Go through the data below. List every line that holds the word "Open".

(Records from a collection)
= = = =
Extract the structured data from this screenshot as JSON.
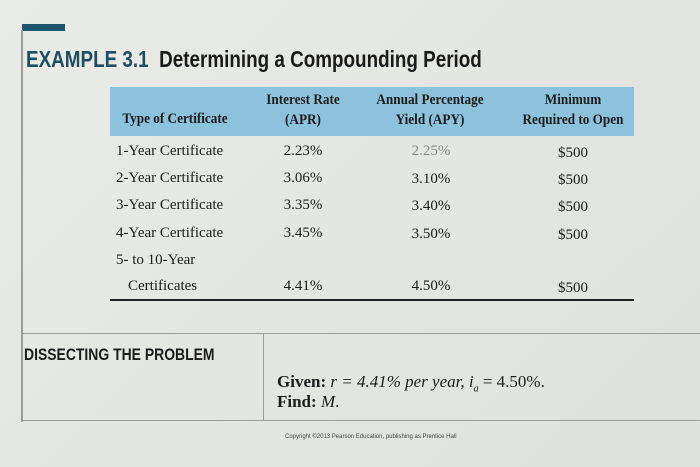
{
  "example": {
    "label": "EXAMPLE 3.1",
    "title": "Determining a Compounding Period"
  },
  "table": {
    "headers": [
      "Type of Certificate",
      "Interest Rate (APR)",
      "Annual Percentage Yield (APY)",
      "Minimum Required to Open"
    ],
    "header_lines": {
      "col2": [
        "Interest Rate",
        "(APR)"
      ],
      "col3": [
        "Annual Percentage",
        "Yield (APY)"
      ],
      "col4": [
        "Minimum",
        "Required to Open"
      ]
    },
    "rows": [
      {
        "type": "1-Year Certificate",
        "apr": "2.23%",
        "apy": "2.25%",
        "min": "$500"
      },
      {
        "type": "2-Year Certificate",
        "apr": "3.06%",
        "apy": "3.10%",
        "min": "$500"
      },
      {
        "type": "3-Year Certificate",
        "apr": "3.35%",
        "apy": "3.40%",
        "min": "$500"
      },
      {
        "type": "4-Year Certificate",
        "apr": "3.45%",
        "apy": "3.50%",
        "min": "$500"
      },
      {
        "type_line1": "5- to 10-Year",
        "type": "Certificates",
        "apr": "4.41%",
        "apy": "4.50%",
        "min": "$500"
      }
    ],
    "header_color": "#8cc2db"
  },
  "dissecting": {
    "heading": "DISSECTING THE PROBLEM",
    "given_label": "Given:",
    "given_text": "r = 4.41% per year, i",
    "given_sub": "a",
    "given_tail": " = 4.50%.",
    "find_label": "Find:",
    "find_text": "M",
    "find_tail": "."
  },
  "copyright": "Copyright ©2013 Pearson Education, publishing as Prentice Hall",
  "accent_color": "#1d5873"
}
= = = =
§ Solution for this problem:
      "Minimum Required to Open"
        "Required to Open"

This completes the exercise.